### Raw data
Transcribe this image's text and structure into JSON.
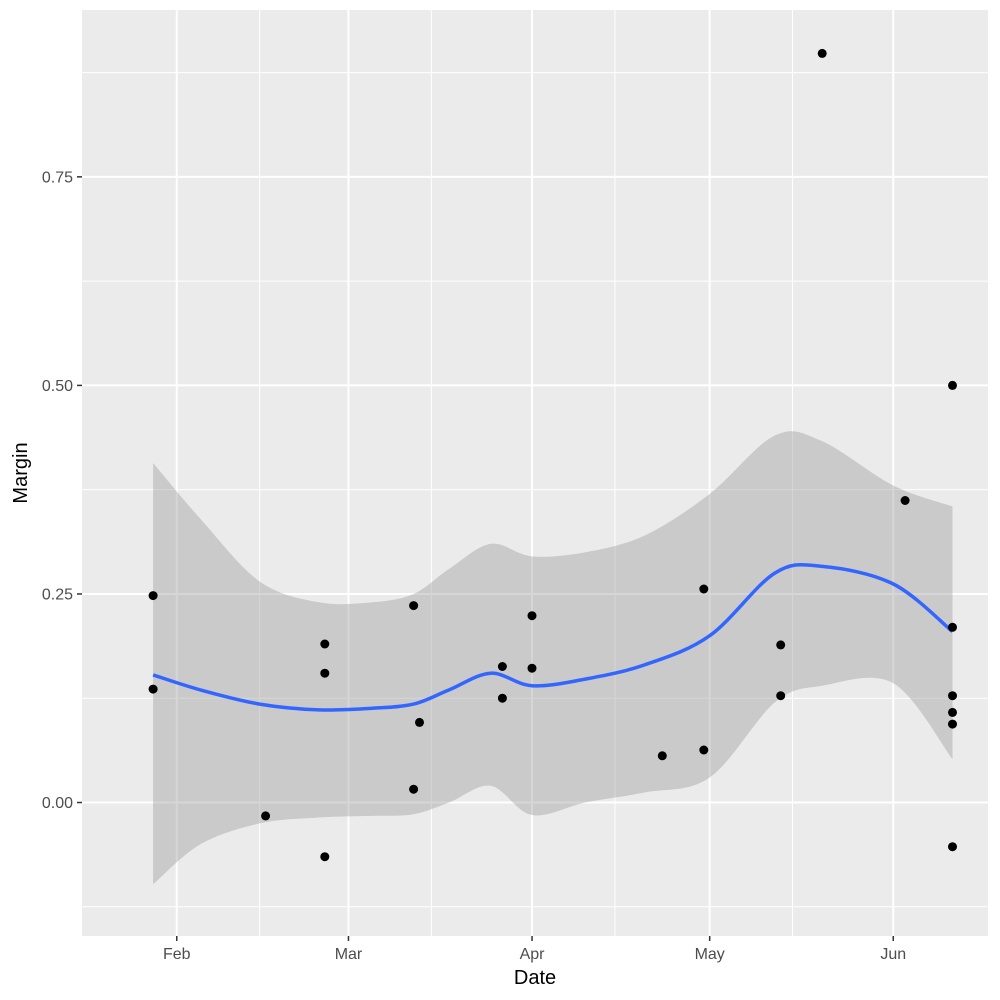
{
  "chart_data": {
    "type": "scatter",
    "title": "",
    "xlabel": "Date",
    "ylabel": "Margin",
    "x_type": "date",
    "year": 2020,
    "xlim": [
      "2020-01-16",
      "2020-06-17"
    ],
    "ylim": [
      -0.16,
      0.95
    ],
    "x_tick_labels": [
      "Feb",
      "Mar",
      "Apr",
      "May",
      "Jun"
    ],
    "x_tick_dates": [
      "2020-02-01",
      "2020-03-01",
      "2020-04-01",
      "2020-05-01",
      "2020-06-01"
    ],
    "x_minor_dates": [
      "2020-02-15",
      "2020-03-15",
      "2020-04-15",
      "2020-05-15"
    ],
    "y_ticks": [
      0.0,
      0.25,
      0.5,
      0.75
    ],
    "y_tick_labels": [
      "0.00",
      "0.25",
      "0.50",
      "0.75"
    ],
    "y_minor": [
      -0.125,
      0.125,
      0.375,
      0.625,
      0.875
    ],
    "grid": true,
    "legend": "none",
    "colors": {
      "panel": "#ebebeb",
      "grid": "#ffffff",
      "points": "#000000",
      "smooth_line": "#3366ff",
      "ribbon": "#999999"
    },
    "points": [
      {
        "x": "2020-01-28",
        "y": 0.248
      },
      {
        "x": "2020-01-28",
        "y": 0.136
      },
      {
        "x": "2020-02-16",
        "y": -0.016
      },
      {
        "x": "2020-02-26",
        "y": 0.19
      },
      {
        "x": "2020-02-26",
        "y": 0.155
      },
      {
        "x": "2020-02-26",
        "y": -0.065
      },
      {
        "x": "2020-03-12",
        "y": 0.236
      },
      {
        "x": "2020-03-12",
        "y": 0.016
      },
      {
        "x": "2020-03-13",
        "y": 0.096
      },
      {
        "x": "2020-03-27",
        "y": 0.163
      },
      {
        "x": "2020-03-27",
        "y": 0.125
      },
      {
        "x": "2020-04-01",
        "y": 0.224
      },
      {
        "x": "2020-04-01",
        "y": 0.161
      },
      {
        "x": "2020-04-23",
        "y": 0.056
      },
      {
        "x": "2020-04-30",
        "y": 0.256
      },
      {
        "x": "2020-04-30",
        "y": 0.063
      },
      {
        "x": "2020-05-13",
        "y": 0.189
      },
      {
        "x": "2020-05-13",
        "y": 0.128
      },
      {
        "x": "2020-05-20",
        "y": 0.898
      },
      {
        "x": "2020-06-03",
        "y": 0.362
      },
      {
        "x": "2020-06-11",
        "y": 0.5
      },
      {
        "x": "2020-06-11",
        "y": 0.21
      },
      {
        "x": "2020-06-11",
        "y": 0.128
      },
      {
        "x": "2020-06-11",
        "y": 0.108
      },
      {
        "x": "2020-06-11",
        "y": 0.094
      },
      {
        "x": "2020-06-11",
        "y": -0.053
      }
    ],
    "smooth": [
      {
        "x": "2020-01-28",
        "y": 0.153,
        "lower": -0.098,
        "upper": 0.407
      },
      {
        "x": "2020-02-05",
        "y": 0.135,
        "lower": -0.05,
        "upper": 0.34
      },
      {
        "x": "2020-02-15",
        "y": 0.118,
        "lower": -0.025,
        "upper": 0.265
      },
      {
        "x": "2020-02-25",
        "y": 0.111,
        "lower": -0.018,
        "upper": 0.24
      },
      {
        "x": "2020-03-05",
        "y": 0.113,
        "lower": -0.016,
        "upper": 0.24
      },
      {
        "x": "2020-03-12",
        "y": 0.118,
        "lower": -0.014,
        "upper": 0.25
      },
      {
        "x": "2020-03-18",
        "y": 0.135,
        "lower": 0.0,
        "upper": 0.28
      },
      {
        "x": "2020-03-25",
        "y": 0.155,
        "lower": 0.02,
        "upper": 0.31
      },
      {
        "x": "2020-04-01",
        "y": 0.14,
        "lower": -0.015,
        "upper": 0.295
      },
      {
        "x": "2020-04-10",
        "y": 0.148,
        "lower": 0.0,
        "upper": 0.3
      },
      {
        "x": "2020-04-20",
        "y": 0.165,
        "lower": 0.012,
        "upper": 0.32
      },
      {
        "x": "2020-05-01",
        "y": 0.2,
        "lower": 0.03,
        "upper": 0.37
      },
      {
        "x": "2020-05-12",
        "y": 0.275,
        "lower": 0.12,
        "upper": 0.44
      },
      {
        "x": "2020-05-20",
        "y": 0.283,
        "lower": 0.14,
        "upper": 0.433
      },
      {
        "x": "2020-06-01",
        "y": 0.262,
        "lower": 0.143,
        "upper": 0.38
      },
      {
        "x": "2020-06-11",
        "y": 0.205,
        "lower": 0.052,
        "upper": 0.355
      }
    ]
  }
}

### Description of the task
Without the pictures, restate all of the entries above verbatim.

### Exercise solution
Transcribe this image's text and structure into JSON.
{
  "chart_data": {
    "type": "scatter",
    "title": "",
    "xlabel": "Date",
    "ylabel": "Margin",
    "x_type": "date",
    "year": 2020,
    "xlim": [
      "2020-01-16",
      "2020-06-17"
    ],
    "ylim": [
      -0.16,
      0.95
    ],
    "x_tick_labels": [
      "Feb",
      "Mar",
      "Apr",
      "May",
      "Jun"
    ],
    "x_tick_dates": [
      "2020-02-01",
      "2020-03-01",
      "2020-04-01",
      "2020-05-01",
      "2020-06-01"
    ],
    "x_minor_dates": [
      "2020-02-15",
      "2020-03-15",
      "2020-04-15",
      "2020-05-15"
    ],
    "y_ticks": [
      0.0,
      0.25,
      0.5,
      0.75
    ],
    "y_tick_labels": [
      "0.00",
      "0.25",
      "0.50",
      "0.75"
    ],
    "y_minor": [
      -0.125,
      0.125,
      0.375,
      0.625,
      0.875
    ],
    "grid": true,
    "legend": "none",
    "colors": {
      "panel": "#ebebeb",
      "grid": "#ffffff",
      "points": "#000000",
      "smooth_line": "#3366ff",
      "ribbon": "#999999"
    },
    "points": [
      {
        "x": "2020-01-28",
        "y": 0.248
      },
      {
        "x": "2020-01-28",
        "y": 0.136
      },
      {
        "x": "2020-02-16",
        "y": -0.016
      },
      {
        "x": "2020-02-26",
        "y": 0.19
      },
      {
        "x": "2020-02-26",
        "y": 0.155
      },
      {
        "x": "2020-02-26",
        "y": -0.065
      },
      {
        "x": "2020-03-12",
        "y": 0.236
      },
      {
        "x": "2020-03-12",
        "y": 0.016
      },
      {
        "x": "2020-03-13",
        "y": 0.096
      },
      {
        "x": "2020-03-27",
        "y": 0.163
      },
      {
        "x": "2020-03-27",
        "y": 0.125
      },
      {
        "x": "2020-04-01",
        "y": 0.224
      },
      {
        "x": "2020-04-01",
        "y": 0.161
      },
      {
        "x": "2020-04-23",
        "y": 0.056
      },
      {
        "x": "2020-04-30",
        "y": 0.256
      },
      {
        "x": "2020-04-30",
        "y": 0.063
      },
      {
        "x": "2020-05-13",
        "y": 0.189
      },
      {
        "x": "2020-05-13",
        "y": 0.128
      },
      {
        "x": "2020-05-20",
        "y": 0.898
      },
      {
        "x": "2020-06-03",
        "y": 0.362
      },
      {
        "x": "2020-06-11",
        "y": 0.5
      },
      {
        "x": "2020-06-11",
        "y": 0.21
      },
      {
        "x": "2020-06-11",
        "y": 0.128
      },
      {
        "x": "2020-06-11",
        "y": 0.108
      },
      {
        "x": "2020-06-11",
        "y": 0.094
      },
      {
        "x": "2020-06-11",
        "y": -0.053
      }
    ],
    "smooth": [
      {
        "x": "2020-01-28",
        "y": 0.153,
        "lower": -0.098,
        "upper": 0.407
      },
      {
        "x": "2020-02-05",
        "y": 0.135,
        "lower": -0.05,
        "upper": 0.34
      },
      {
        "x": "2020-02-15",
        "y": 0.118,
        "lower": -0.025,
        "upper": 0.265
      },
      {
        "x": "2020-02-25",
        "y": 0.111,
        "lower": -0.018,
        "upper": 0.24
      },
      {
        "x": "2020-03-05",
        "y": 0.113,
        "lower": -0.016,
        "upper": 0.24
      },
      {
        "x": "2020-03-12",
        "y": 0.118,
        "lower": -0.014,
        "upper": 0.25
      },
      {
        "x": "2020-03-18",
        "y": 0.135,
        "lower": 0.0,
        "upper": 0.28
      },
      {
        "x": "2020-03-25",
        "y": 0.155,
        "lower": 0.02,
        "upper": 0.31
      },
      {
        "x": "2020-04-01",
        "y": 0.14,
        "lower": -0.015,
        "upper": 0.295
      },
      {
        "x": "2020-04-10",
        "y": 0.148,
        "lower": 0.0,
        "upper": 0.3
      },
      {
        "x": "2020-04-20",
        "y": 0.165,
        "lower": 0.012,
        "upper": 0.32
      },
      {
        "x": "2020-05-01",
        "y": 0.2,
        "lower": 0.03,
        "upper": 0.37
      },
      {
        "x": "2020-05-12",
        "y": 0.275,
        "lower": 0.12,
        "upper": 0.44
      },
      {
        "x": "2020-05-20",
        "y": 0.283,
        "lower": 0.14,
        "upper": 0.433
      },
      {
        "x": "2020-06-01",
        "y": 0.262,
        "lower": 0.143,
        "upper": 0.38
      },
      {
        "x": "2020-06-11",
        "y": 0.205,
        "lower": 0.052,
        "upper": 0.355
      }
    ]
  }
}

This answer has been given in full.